# TASK INSTRUCTIONS
List all lines in the material below that contain "nghệ".

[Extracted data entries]
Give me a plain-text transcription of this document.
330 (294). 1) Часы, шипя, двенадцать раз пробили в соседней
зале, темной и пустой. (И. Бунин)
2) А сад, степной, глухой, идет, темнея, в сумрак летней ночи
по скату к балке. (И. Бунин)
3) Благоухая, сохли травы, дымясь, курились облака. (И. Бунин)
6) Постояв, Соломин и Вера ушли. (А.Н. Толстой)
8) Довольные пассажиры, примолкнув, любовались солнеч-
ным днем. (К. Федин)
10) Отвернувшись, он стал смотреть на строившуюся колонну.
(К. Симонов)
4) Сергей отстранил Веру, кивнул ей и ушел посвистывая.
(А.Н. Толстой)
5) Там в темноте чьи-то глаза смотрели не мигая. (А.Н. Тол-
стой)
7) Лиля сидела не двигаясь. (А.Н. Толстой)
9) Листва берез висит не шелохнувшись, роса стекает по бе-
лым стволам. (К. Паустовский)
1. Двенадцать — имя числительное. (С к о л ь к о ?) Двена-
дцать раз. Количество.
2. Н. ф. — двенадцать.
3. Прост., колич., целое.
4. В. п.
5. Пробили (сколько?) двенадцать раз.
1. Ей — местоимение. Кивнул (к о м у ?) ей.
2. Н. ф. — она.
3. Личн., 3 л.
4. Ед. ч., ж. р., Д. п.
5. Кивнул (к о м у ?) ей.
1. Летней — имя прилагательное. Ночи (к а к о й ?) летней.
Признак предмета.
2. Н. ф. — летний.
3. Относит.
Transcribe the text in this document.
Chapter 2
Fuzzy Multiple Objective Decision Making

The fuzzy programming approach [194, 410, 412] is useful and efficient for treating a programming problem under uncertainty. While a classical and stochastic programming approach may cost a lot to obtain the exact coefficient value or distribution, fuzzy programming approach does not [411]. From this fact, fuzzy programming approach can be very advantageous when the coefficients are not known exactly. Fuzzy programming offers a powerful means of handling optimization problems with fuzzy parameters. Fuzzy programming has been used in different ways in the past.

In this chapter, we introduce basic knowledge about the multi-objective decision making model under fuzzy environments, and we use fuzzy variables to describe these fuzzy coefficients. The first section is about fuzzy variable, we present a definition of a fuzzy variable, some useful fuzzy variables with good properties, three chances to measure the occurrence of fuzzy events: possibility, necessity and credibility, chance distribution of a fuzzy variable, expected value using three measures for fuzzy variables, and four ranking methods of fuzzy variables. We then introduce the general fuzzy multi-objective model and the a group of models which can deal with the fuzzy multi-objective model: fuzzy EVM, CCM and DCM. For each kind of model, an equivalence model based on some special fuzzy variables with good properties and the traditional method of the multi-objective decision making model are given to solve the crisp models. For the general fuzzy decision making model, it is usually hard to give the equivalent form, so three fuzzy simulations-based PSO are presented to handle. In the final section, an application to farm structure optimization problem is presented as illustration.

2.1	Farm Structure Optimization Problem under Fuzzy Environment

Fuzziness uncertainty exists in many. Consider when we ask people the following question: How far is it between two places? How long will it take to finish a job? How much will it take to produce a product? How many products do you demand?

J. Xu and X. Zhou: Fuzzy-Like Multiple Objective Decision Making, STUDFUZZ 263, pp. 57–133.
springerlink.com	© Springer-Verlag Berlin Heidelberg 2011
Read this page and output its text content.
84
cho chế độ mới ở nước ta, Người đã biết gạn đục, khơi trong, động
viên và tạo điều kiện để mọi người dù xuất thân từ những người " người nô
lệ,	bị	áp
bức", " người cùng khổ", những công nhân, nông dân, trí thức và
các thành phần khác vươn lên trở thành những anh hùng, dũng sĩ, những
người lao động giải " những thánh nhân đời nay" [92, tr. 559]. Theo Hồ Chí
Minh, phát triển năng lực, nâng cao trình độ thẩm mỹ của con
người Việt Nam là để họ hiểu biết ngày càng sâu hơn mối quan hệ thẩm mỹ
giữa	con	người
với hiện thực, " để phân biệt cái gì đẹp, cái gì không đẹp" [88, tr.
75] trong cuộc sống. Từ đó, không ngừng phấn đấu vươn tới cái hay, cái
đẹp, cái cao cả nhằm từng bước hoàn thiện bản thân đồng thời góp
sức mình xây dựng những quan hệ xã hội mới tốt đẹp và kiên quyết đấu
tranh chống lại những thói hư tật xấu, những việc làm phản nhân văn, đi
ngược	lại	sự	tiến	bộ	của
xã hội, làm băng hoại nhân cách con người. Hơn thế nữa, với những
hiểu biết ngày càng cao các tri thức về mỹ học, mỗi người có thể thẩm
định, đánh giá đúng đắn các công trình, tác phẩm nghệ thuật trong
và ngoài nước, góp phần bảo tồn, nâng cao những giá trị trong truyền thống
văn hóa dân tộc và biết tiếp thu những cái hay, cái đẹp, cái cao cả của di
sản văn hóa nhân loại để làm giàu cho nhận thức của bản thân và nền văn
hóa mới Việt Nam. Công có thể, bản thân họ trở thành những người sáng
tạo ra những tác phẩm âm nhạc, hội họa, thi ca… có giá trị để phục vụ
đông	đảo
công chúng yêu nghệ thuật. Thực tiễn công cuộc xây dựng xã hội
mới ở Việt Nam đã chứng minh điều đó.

# TASK ANSWER
định, đánh giá đúng đắn các công trình, tác phẩm nghệ thuật trong
công chúng yêu nghệ thuật. Thực tiễn công cuộc xây dựng xã hội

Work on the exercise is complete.